** START OF Dataset content **

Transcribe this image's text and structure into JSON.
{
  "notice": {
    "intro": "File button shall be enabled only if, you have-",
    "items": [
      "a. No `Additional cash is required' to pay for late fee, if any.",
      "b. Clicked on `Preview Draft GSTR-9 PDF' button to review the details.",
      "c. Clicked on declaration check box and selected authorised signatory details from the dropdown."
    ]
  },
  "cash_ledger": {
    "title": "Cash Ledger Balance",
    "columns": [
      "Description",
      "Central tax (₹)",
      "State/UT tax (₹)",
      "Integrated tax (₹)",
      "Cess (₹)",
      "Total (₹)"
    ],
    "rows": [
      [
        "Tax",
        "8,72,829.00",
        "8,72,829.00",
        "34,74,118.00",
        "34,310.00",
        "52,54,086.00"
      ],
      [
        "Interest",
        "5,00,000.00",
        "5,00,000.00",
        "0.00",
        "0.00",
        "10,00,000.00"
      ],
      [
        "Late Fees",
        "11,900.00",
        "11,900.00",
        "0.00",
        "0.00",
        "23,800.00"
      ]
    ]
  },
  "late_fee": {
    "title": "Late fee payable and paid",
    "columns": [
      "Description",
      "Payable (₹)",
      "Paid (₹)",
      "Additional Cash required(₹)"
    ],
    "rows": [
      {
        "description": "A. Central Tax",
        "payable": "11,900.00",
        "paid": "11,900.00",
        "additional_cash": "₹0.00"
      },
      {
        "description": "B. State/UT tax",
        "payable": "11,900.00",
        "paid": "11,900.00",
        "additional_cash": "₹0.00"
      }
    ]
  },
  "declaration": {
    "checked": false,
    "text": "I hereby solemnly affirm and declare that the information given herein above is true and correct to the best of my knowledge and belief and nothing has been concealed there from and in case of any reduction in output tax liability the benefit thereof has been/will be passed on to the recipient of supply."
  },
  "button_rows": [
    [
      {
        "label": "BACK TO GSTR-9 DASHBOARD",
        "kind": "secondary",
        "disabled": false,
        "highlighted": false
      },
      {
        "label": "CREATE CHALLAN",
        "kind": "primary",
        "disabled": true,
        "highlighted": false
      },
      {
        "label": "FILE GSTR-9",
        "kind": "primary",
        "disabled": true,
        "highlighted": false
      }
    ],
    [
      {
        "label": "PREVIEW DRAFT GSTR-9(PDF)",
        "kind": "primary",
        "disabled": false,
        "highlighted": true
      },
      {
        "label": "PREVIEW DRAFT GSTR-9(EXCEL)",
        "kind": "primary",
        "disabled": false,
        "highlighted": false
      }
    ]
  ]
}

** END OF Dataset content **

What this task involves ->
Repeat each record exactly. Omit nothing.

Result for this exercise ->
Transcribe this image's text and structure into JSON.
{
  "notice": {
    "intro": "File button shall be enabled only if, you have-",
    "items": [
      "a. No `Additional cash is required' to pay for late fee, if any.",
      "b. Clicked on `Preview Draft GSTR-9 PDF' button to review the details.",
      "c. Clicked on declaration check box and selected authorised signatory details from the dropdown."
    ]
  },
  "cash_ledger": {
    "title": "Cash Ledger Balance",
    "columns": [
      "Description",
      "Central tax (₹)",
      "State/UT tax (₹)",
      "Integrated tax (₹)",
      "Cess (₹)",
      "Total (₹)"
    ],
    "rows": [
      [
        "Tax",
        "8,72,829.00",
        "8,72,829.00",
        "34,74,118.00",
        "34,310.00",
        "52,54,086.00"
      ],
      [
        "Interest",
        "5,00,000.00",
        "5,00,000.00",
        "0.00",
        "0.00",
        "10,00,000.00"
      ],
      [
        "Late Fees",
        "11,900.00",
        "11,900.00",
        "0.00",
        "0.00",
        "23,800.00"
      ]
    ]
  },
  "late_fee": {
    "title": "Late fee payable and paid",
    "columns": [
      "Description",
      "Payable (₹)",
      "Paid (₹)",
      "Additional Cash required(₹)"
    ],
    "rows": [
      {
        "description": "A. Central Tax",
        "payable": "11,900.00",
        "paid": "11,900.00",
        "additional_cash": "₹0.00"
      },
      {
        "description": "B. State/UT tax",
        "payable": "11,900.00",
        "paid": "11,900.00",
        "additional_cash": "₹0.00"
      }
    ]
  },
  "declaration": {
    "checked": false,
    "text": "I hereby solemnly affirm and declare that the information given herein above is true and correct to the best of my knowledge and belief and nothing has been concealed there from and in case of any reduction in output tax liability the benefit thereof has been/will be passed on to the recipient of supply."
  },
  "button_rows": [
    [
      {
        "label": "BACK TO GSTR-9 DASHBOARD",
        "kind": "secondary",
        "disabled": false,
        "highlighted": false
      },
      {
        "label": "CREATE CHALLAN",
        "kind": "primary",
        "disabled": true,
        "highlighted": false
      },
      {
        "label": "FILE GSTR-9",
        "kind": "primary",
        "disabled": true,
        "highlighted": false
      }
    ],
    [
      {
        "label": "PREVIEW DRAFT GSTR-9(PDF)",
        "kind": "primary",
        "disabled": false,
        "highlighted": true
      },
      {
        "label": "PREVIEW DRAFT GSTR-9(EXCEL)",
        "kind": "primary",
        "disabled": false,
        "highlighted": false
      }
    ]
  ]
}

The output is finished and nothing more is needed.